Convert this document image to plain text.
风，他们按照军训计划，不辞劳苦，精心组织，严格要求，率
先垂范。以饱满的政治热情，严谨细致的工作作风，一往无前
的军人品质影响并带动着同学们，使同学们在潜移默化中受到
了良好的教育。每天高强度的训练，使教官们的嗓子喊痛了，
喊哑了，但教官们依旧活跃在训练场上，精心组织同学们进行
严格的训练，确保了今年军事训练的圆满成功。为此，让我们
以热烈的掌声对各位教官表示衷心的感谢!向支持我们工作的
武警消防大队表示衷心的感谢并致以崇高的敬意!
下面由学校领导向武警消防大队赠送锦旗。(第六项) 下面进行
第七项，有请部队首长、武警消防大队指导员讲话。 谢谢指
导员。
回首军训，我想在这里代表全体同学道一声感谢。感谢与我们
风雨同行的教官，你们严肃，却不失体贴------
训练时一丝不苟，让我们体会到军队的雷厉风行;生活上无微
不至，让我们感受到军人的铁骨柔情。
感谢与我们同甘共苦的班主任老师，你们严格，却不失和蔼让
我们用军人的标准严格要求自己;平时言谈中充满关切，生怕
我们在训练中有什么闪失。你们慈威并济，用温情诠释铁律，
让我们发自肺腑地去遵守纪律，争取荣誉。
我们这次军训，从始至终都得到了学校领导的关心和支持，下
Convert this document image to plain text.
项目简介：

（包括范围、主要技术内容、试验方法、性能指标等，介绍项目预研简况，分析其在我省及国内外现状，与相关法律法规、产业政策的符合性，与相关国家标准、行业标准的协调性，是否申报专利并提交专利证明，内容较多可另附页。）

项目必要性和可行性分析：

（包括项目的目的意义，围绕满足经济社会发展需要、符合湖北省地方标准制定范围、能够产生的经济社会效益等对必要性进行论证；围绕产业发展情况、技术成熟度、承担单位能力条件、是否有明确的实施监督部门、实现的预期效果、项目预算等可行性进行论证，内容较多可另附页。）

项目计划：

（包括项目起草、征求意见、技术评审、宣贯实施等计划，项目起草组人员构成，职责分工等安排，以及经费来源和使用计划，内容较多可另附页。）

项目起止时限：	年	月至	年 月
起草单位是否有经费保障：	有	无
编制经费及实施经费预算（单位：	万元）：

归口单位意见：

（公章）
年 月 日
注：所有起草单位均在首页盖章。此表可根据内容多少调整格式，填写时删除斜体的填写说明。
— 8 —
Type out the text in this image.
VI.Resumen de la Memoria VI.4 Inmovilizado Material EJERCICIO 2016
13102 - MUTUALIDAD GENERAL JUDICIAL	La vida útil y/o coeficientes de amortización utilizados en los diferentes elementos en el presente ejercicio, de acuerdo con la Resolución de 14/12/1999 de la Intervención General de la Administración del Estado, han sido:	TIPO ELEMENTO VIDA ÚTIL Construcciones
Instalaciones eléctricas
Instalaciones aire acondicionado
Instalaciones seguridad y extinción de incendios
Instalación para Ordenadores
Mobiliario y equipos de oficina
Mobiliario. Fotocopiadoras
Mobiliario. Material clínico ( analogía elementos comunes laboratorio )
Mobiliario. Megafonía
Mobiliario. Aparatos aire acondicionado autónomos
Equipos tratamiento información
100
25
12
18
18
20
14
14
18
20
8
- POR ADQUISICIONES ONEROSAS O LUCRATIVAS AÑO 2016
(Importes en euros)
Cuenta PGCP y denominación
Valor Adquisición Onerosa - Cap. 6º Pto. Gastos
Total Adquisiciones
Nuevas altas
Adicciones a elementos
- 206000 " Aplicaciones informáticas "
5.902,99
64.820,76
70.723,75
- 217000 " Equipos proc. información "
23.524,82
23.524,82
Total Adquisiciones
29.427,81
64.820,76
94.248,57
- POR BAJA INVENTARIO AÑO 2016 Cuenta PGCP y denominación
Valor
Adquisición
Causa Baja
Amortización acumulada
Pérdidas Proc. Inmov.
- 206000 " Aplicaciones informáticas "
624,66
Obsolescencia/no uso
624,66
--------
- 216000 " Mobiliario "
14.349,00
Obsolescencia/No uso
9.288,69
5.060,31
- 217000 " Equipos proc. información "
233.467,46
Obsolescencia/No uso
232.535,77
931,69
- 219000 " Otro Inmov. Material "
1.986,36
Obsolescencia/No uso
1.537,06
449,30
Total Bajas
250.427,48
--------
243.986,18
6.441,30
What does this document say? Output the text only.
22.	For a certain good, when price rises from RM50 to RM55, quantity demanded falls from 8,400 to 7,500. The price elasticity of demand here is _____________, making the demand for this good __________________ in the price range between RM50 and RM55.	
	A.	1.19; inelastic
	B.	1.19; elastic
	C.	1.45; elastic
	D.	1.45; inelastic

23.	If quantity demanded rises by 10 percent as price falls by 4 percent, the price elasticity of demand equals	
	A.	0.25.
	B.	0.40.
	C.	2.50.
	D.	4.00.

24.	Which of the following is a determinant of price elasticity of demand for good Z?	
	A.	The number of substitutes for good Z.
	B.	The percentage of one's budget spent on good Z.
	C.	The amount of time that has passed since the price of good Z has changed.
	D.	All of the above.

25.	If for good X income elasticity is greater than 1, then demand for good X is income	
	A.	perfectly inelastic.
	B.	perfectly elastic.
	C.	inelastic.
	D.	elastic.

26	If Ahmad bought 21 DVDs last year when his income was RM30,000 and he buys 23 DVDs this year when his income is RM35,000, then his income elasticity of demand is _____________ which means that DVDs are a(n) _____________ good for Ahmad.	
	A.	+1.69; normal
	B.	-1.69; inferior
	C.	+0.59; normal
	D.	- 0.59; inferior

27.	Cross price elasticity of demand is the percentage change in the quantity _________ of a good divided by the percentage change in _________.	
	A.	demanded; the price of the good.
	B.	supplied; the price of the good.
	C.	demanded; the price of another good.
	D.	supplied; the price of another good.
....
*AIM OF THE TASK:* Your answer should be a single number: the count of lines in the entries that contain the word "Adquisición".

*WRITTEN SOLUTION:* 2